## Start
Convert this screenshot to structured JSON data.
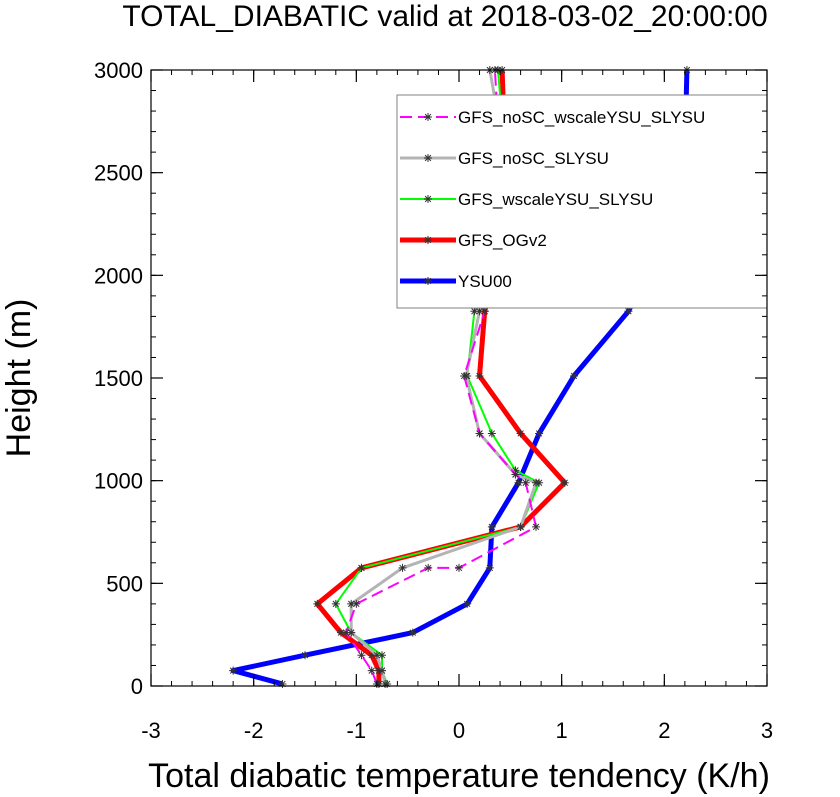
{
  "chart_data": {
    "type": "line",
    "title": "TOTAL_DIABATIC valid at 2018-03-02_20:00:00",
    "xlabel": "Total diabatic temperature tendency (K/h)",
    "ylabel": "Height (m)",
    "xlim": [
      -3,
      3
    ],
    "ylim": [
      0,
      3000
    ],
    "xticks": [
      -3,
      -2,
      -1,
      0,
      1,
      2,
      3
    ],
    "yticks": [
      0,
      500,
      1000,
      1500,
      2000,
      2500,
      3000
    ],
    "grid": false,
    "legend_position": "top-right",
    "series": [
      {
        "name": "GFS_noSC_wscaleYSU_SLYSU",
        "color": "#ff00ff",
        "dash": "dashed",
        "width": 2,
        "points": [
          {
            "x": -0.8,
            "y": 10
          },
          {
            "x": -0.85,
            "y": 75
          },
          {
            "x": -0.95,
            "y": 150
          },
          {
            "x": -1.1,
            "y": 260
          },
          {
            "x": -1.0,
            "y": 400
          },
          {
            "x": -0.3,
            "y": 575
          },
          {
            "x": 0.0,
            "y": 575
          },
          {
            "x": 0.75,
            "y": 775
          },
          {
            "x": 0.65,
            "y": 990
          },
          {
            "x": 0.55,
            "y": 1030
          },
          {
            "x": 0.2,
            "y": 1230
          },
          {
            "x": 0.05,
            "y": 1510
          },
          {
            "x": 0.25,
            "y": 1825
          },
          {
            "x": 0.35,
            "y": 2180
          },
          {
            "x": 0.4,
            "y": 2580
          },
          {
            "x": 0.35,
            "y": 3000
          }
        ]
      },
      {
        "name": "GFS_noSC_SLYSU",
        "color": "#b4b4b4",
        "dash": "solid",
        "width": 3,
        "points": [
          {
            "x": -0.72,
            "y": 10
          },
          {
            "x": -0.75,
            "y": 75
          },
          {
            "x": -0.8,
            "y": 150
          },
          {
            "x": -1.05,
            "y": 260
          },
          {
            "x": -1.05,
            "y": 400
          },
          {
            "x": -0.55,
            "y": 575
          },
          {
            "x": 0.6,
            "y": 775
          },
          {
            "x": 0.75,
            "y": 990
          },
          {
            "x": 0.55,
            "y": 1030
          },
          {
            "x": 0.2,
            "y": 1230
          },
          {
            "x": 0.07,
            "y": 1510
          },
          {
            "x": 0.2,
            "y": 1825
          },
          {
            "x": 0.3,
            "y": 2180
          },
          {
            "x": 0.45,
            "y": 2580
          },
          {
            "x": 0.3,
            "y": 3000
          }
        ]
      },
      {
        "name": "GFS_wscaleYSU_SLYSU",
        "color": "#00ff00",
        "dash": "solid",
        "width": 2,
        "points": [
          {
            "x": -0.7,
            "y": 10
          },
          {
            "x": -0.75,
            "y": 75
          },
          {
            "x": -0.75,
            "y": 150
          },
          {
            "x": -1.05,
            "y": 260
          },
          {
            "x": -1.2,
            "y": 400
          },
          {
            "x": -0.95,
            "y": 575
          },
          {
            "x": 0.6,
            "y": 775
          },
          {
            "x": 0.78,
            "y": 990
          },
          {
            "x": 0.55,
            "y": 1050
          },
          {
            "x": 0.32,
            "y": 1230
          },
          {
            "x": 0.08,
            "y": 1510
          },
          {
            "x": 0.15,
            "y": 1825
          },
          {
            "x": 0.3,
            "y": 2180
          },
          {
            "x": 0.45,
            "y": 2580
          },
          {
            "x": 0.38,
            "y": 3000
          }
        ]
      },
      {
        "name": "GFS_OGv2",
        "color": "#ff0000",
        "dash": "solid",
        "width": 5,
        "points": [
          {
            "x": -0.78,
            "y": 10
          },
          {
            "x": -0.78,
            "y": 75
          },
          {
            "x": -0.85,
            "y": 150
          },
          {
            "x": -1.15,
            "y": 260
          },
          {
            "x": -1.38,
            "y": 400
          },
          {
            "x": -0.95,
            "y": 575
          },
          {
            "x": 0.6,
            "y": 775
          },
          {
            "x": 1.03,
            "y": 990
          },
          {
            "x": 0.6,
            "y": 1230
          },
          {
            "x": 0.2,
            "y": 1510
          },
          {
            "x": 0.25,
            "y": 1825
          },
          {
            "x": 0.4,
            "y": 2180
          },
          {
            "x": 0.45,
            "y": 2580
          },
          {
            "x": 0.42,
            "y": 3000
          }
        ]
      },
      {
        "name": "YSU00",
        "color": "#0000ff",
        "dash": "solid",
        "width": 5,
        "points": [
          {
            "x": -1.72,
            "y": 10
          },
          {
            "x": -2.2,
            "y": 75
          },
          {
            "x": -1.5,
            "y": 150
          },
          {
            "x": -0.45,
            "y": 260
          },
          {
            "x": 0.08,
            "y": 400
          },
          {
            "x": 0.3,
            "y": 575
          },
          {
            "x": 0.32,
            "y": 775
          },
          {
            "x": 0.58,
            "y": 990
          },
          {
            "x": 0.78,
            "y": 1230
          },
          {
            "x": 1.12,
            "y": 1510
          },
          {
            "x": 1.65,
            "y": 1825
          },
          {
            "x": 2.02,
            "y": 2180
          },
          {
            "x": 2.2,
            "y": 2580
          },
          {
            "x": 2.22,
            "y": 3000
          }
        ]
      }
    ]
  }
}
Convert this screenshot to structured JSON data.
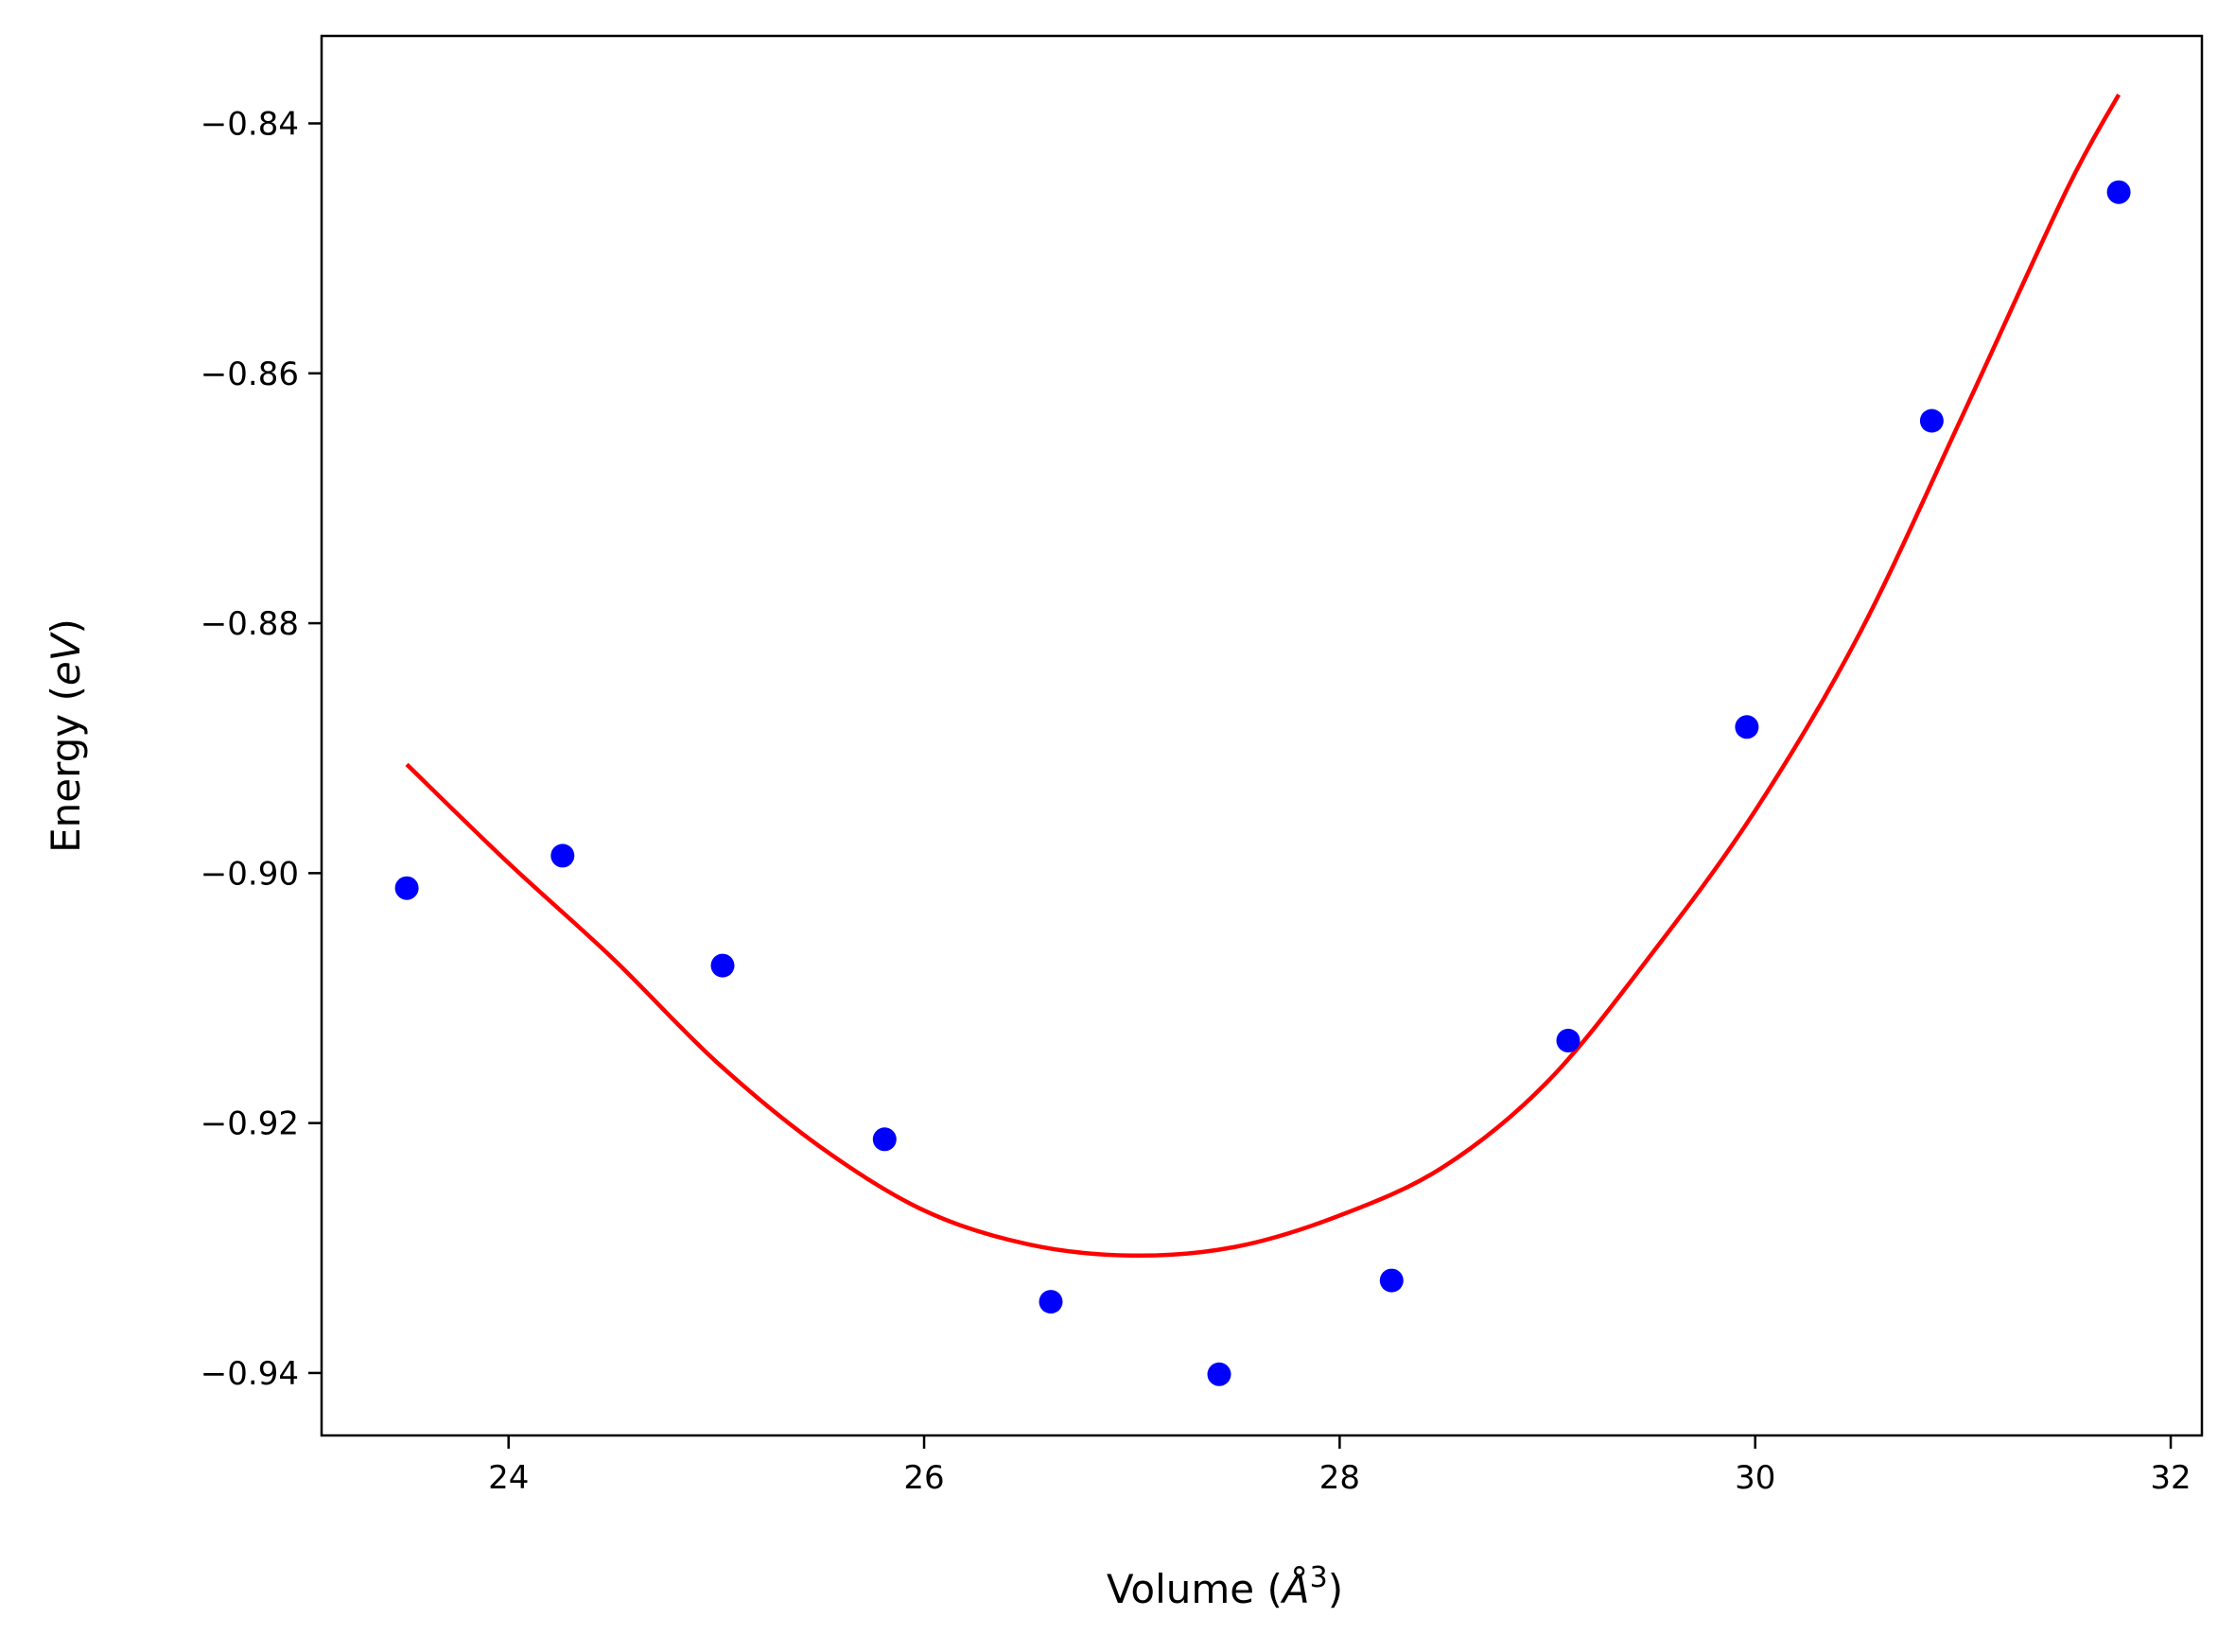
{
  "chart_data": {
    "type": "scatter",
    "xlabel": {
      "prefix": "Volume (",
      "unit": "Å",
      "sup": "3",
      "suffix": ")"
    },
    "ylabel": {
      "prefix": "Energy (",
      "unit": "eV",
      "suffix": ")"
    },
    "xlim": [
      23.1,
      32.15
    ],
    "ylim": [
      -0.945,
      -0.833
    ],
    "x_ticks": [
      24,
      26,
      28,
      30,
      32
    ],
    "x_tick_labels": [
      "24",
      "26",
      "28",
      "30",
      "32"
    ],
    "y_ticks": [
      -0.94,
      -0.92,
      -0.9,
      -0.88,
      -0.86,
      -0.84
    ],
    "y_tick_labels": [
      "−0.94",
      "−0.92",
      "−0.90",
      "−0.88",
      "−0.86",
      "−0.84"
    ],
    "grid": false,
    "points": {
      "color": "#0000ff",
      "x": [
        23.51,
        24.26,
        25.03,
        25.81,
        26.61,
        27.42,
        28.25,
        29.1,
        29.96,
        30.85,
        31.75
      ],
      "y": [
        -0.9012,
        -0.8986,
        -0.9074,
        -0.9213,
        -0.9343,
        -0.9401,
        -0.9326,
        -0.9134,
        -0.8883,
        -0.8638,
        -0.8455
      ]
    },
    "fit_curve": {
      "color": "#ff0000",
      "x": [
        23.51,
        24.0,
        24.5,
        25.0,
        25.5,
        26.0,
        26.5,
        27.0,
        27.5,
        28.0,
        28.5,
        29.0,
        29.5,
        30.0,
        30.5,
        31.0,
        31.5,
        31.75
      ],
      "y": [
        -0.8913,
        -0.8992,
        -0.9068,
        -0.9151,
        -0.9219,
        -0.927,
        -0.9297,
        -0.9306,
        -0.9299,
        -0.9274,
        -0.9235,
        -0.9167,
        -0.9065,
        -0.895,
        -0.8809,
        -0.8633,
        -0.8453,
        -0.8377
      ]
    }
  }
}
## End
Aim:
Copy every line above word for word and exclude the pictures.

Result of the task:
Convert this screenshot to structured JSON data.
{
  "chart_data": {
    "type": "line",
    "title": "TOTAL_DIABATIC valid at 2018-03-02_20:00:00",
    "xlabel": "Total diabatic temperature tendency (K/h)",
    "ylabel": "Height (m)",
    "xlim": [
      -3,
      3
    ],
    "ylim": [
      0,
      3000
    ],
    "xticks": [
      -3,
      -2,
      -1,
      0,
      1,
      2,
      3
    ],
    "yticks": [
      0,
      500,
      1000,
      1500,
      2000,
      2500,
      3000
    ],
    "grid": false,
    "legend_position": "top-right",
    "series": [
      {
        "name": "GFS_noSC_wscaleYSU_SLYSU",
        "color": "#ff00ff",
        "dash": "dashed",
        "width": 2,
        "points": [
          {
            "x": -0.8,
            "y": 10
          },
          {
            "x": -0.85,
            "y": 75
          },
          {
            "x": -0.95,
            "y": 150
          },
          {
            "x": -1.1,
            "y": 260
          },
          {
            "x": -1.0,
            "y": 400
          },
          {
            "x": -0.3,
            "y": 575
          },
          {
            "x": 0.0,
            "y": 575
          },
          {
            "x": 0.75,
            "y": 775
          },
          {
            "x": 0.65,
            "y": 990
          },
          {
            "x": 0.55,
            "y": 1030
          },
          {
            "x": 0.2,
            "y": 1230
          },
          {
            "x": 0.05,
            "y": 1510
          },
          {
            "x": 0.25,
            "y": 1825
          },
          {
            "x": 0.35,
            "y": 2180
          },
          {
            "x": 0.4,
            "y": 2580
          },
          {
            "x": 0.35,
            "y": 3000
          }
        ]
      },
      {
        "name": "GFS_noSC_SLYSU",
        "color": "#b4b4b4",
        "dash": "solid",
        "width": 3,
        "points": [
          {
            "x": -0.72,
            "y": 10
          },
          {
            "x": -0.75,
            "y": 75
          },
          {
            "x": -0.8,
            "y": 150
          },
          {
            "x": -1.05,
            "y": 260
          },
          {
            "x": -1.05,
            "y": 400
          },
          {
            "x": -0.55,
            "y": 575
          },
          {
            "x": 0.6,
            "y": 775
          },
          {
            "x": 0.75,
            "y": 990
          },
          {
            "x": 0.55,
            "y": 1030
          },
          {
            "x": 0.2,
            "y": 1230
          },
          {
            "x": 0.07,
            "y": 1510
          },
          {
            "x": 0.2,
            "y": 1825
          },
          {
            "x": 0.3,
            "y": 2180
          },
          {
            "x": 0.45,
            "y": 2580
          },
          {
            "x": 0.3,
            "y": 3000
          }
        ]
      },
      {
        "name": "GFS_wscaleYSU_SLYSU",
        "color": "#00ff00",
        "dash": "solid",
        "width": 2,
        "points": [
          {
            "x": -0.7,
            "y": 10
          },
          {
            "x": -0.75,
            "y": 75
          },
          {
            "x": -0.75,
            "y": 150
          },
          {
            "x": -1.05,
            "y": 260
          },
          {
            "x": -1.2,
            "y": 400
          },
          {
            "x": -0.95,
            "y": 575
          },
          {
            "x": 0.6,
            "y": 775
          },
          {
            "x": 0.78,
            "y": 990
          },
          {
            "x": 0.55,
            "y": 1050
          },
          {
            "x": 0.32,
            "y": 1230
          },
          {
            "x": 0.08,
            "y": 1510
          },
          {
            "x": 0.15,
            "y": 1825
          },
          {
            "x": 0.3,
            "y": 2180
          },
          {
            "x": 0.45,
            "y": 2580
          },
          {
            "x": 0.38,
            "y": 3000
          }
        ]
      },
      {
        "name": "GFS_OGv2",
        "color": "#ff0000",
        "dash": "solid",
        "width": 5,
        "points": [
          {
            "x": -0.78,
            "y": 10
          },
          {
            "x": -0.78,
            "y": 75
          },
          {
            "x": -0.85,
            "y": 150
          },
          {
            "x": -1.15,
            "y": 260
          },
          {
            "x": -1.38,
            "y": 400
          },
          {
            "x": -0.95,
            "y": 575
          },
          {
            "x": 0.6,
            "y": 775
          },
          {
            "x": 1.03,
            "y": 990
          },
          {
            "x": 0.6,
            "y": 1230
          },
          {
            "x": 0.2,
            "y": 1510
          },
          {
            "x": 0.25,
            "y": 1825
          },
          {
            "x": 0.4,
            "y": 2180
          },
          {
            "x": 0.45,
            "y": 2580
          },
          {
            "x": 0.42,
            "y": 3000
          }
        ]
      },
      {
        "name": "YSU00",
        "color": "#0000ff",
        "dash": "solid",
        "width": 5,
        "points": [
          {
            "x": -1.72,
            "y": 10
          },
          {
            "x": -2.2,
            "y": 75
          },
          {
            "x": -1.5,
            "y": 150
          },
          {
            "x": -0.45,
            "y": 260
          },
          {
            "x": 0.08,
            "y": 400
          },
          {
            "x": 0.3,
            "y": 575
          },
          {
            "x": 0.32,
            "y": 775
          },
          {
            "x": 0.58,
            "y": 990
          },
          {
            "x": 0.78,
            "y": 1230
          },
          {
            "x": 1.12,
            "y": 1510
          },
          {
            "x": 1.65,
            "y": 1825
          },
          {
            "x": 2.02,
            "y": 2180
          },
          {
            "x": 2.2,
            "y": 2580
          },
          {
            "x": 2.22,
            "y": 3000
          }
        ]
      }
    ]
  }
}
Convert this screenshot to structured JSON data.
{
  "chart_data": {
    "type": "scatter",
    "xlabel": {
      "prefix": "Volume (",
      "unit": "Å",
      "sup": "3",
      "suffix": ")"
    },
    "ylabel": {
      "prefix": "Energy (",
      "unit": "eV",
      "suffix": ")"
    },
    "xlim": [
      23.1,
      32.15
    ],
    "ylim": [
      -0.945,
      -0.833
    ],
    "x_ticks": [
      24,
      26,
      28,
      30,
      32
    ],
    "x_tick_labels": [
      "24",
      "26",
      "28",
      "30",
      "32"
    ],
    "y_ticks": [
      -0.94,
      -0.92,
      -0.9,
      -0.88,
      -0.86,
      -0.84
    ],
    "y_tick_labels": [
      "−0.94",
      "−0.92",
      "−0.90",
      "−0.88",
      "−0.86",
      "−0.84"
    ],
    "grid": false,
    "points": {
      "color": "#0000ff",
      "x": [
        23.51,
        24.26,
        25.03,
        25.81,
        26.61,
        27.42,
        28.25,
        29.1,
        29.96,
        30.85,
        31.75
      ],
      "y": [
        -0.9012,
        -0.8986,
        -0.9074,
        -0.9213,
        -0.9343,
        -0.9401,
        -0.9326,
        -0.9134,
        -0.8883,
        -0.8638,
        -0.8455
      ]
    },
    "fit_curve": {
      "color": "#ff0000",
      "x": [
        23.51,
        24.0,
        24.5,
        25.0,
        25.5,
        26.0,
        26.5,
        27.0,
        27.5,
        28.0,
        28.5,
        29.0,
        29.5,
        30.0,
        30.5,
        31.0,
        31.5,
        31.75
      ],
      "y": [
        -0.8913,
        -0.8992,
        -0.9068,
        -0.9151,
        -0.9219,
        -0.927,
        -0.9297,
        -0.9306,
        -0.9299,
        -0.9274,
        -0.9235,
        -0.9167,
        -0.9065,
        -0.895,
        -0.8809,
        -0.8633,
        -0.8453,
        -0.8377
      ]
    }
  }
}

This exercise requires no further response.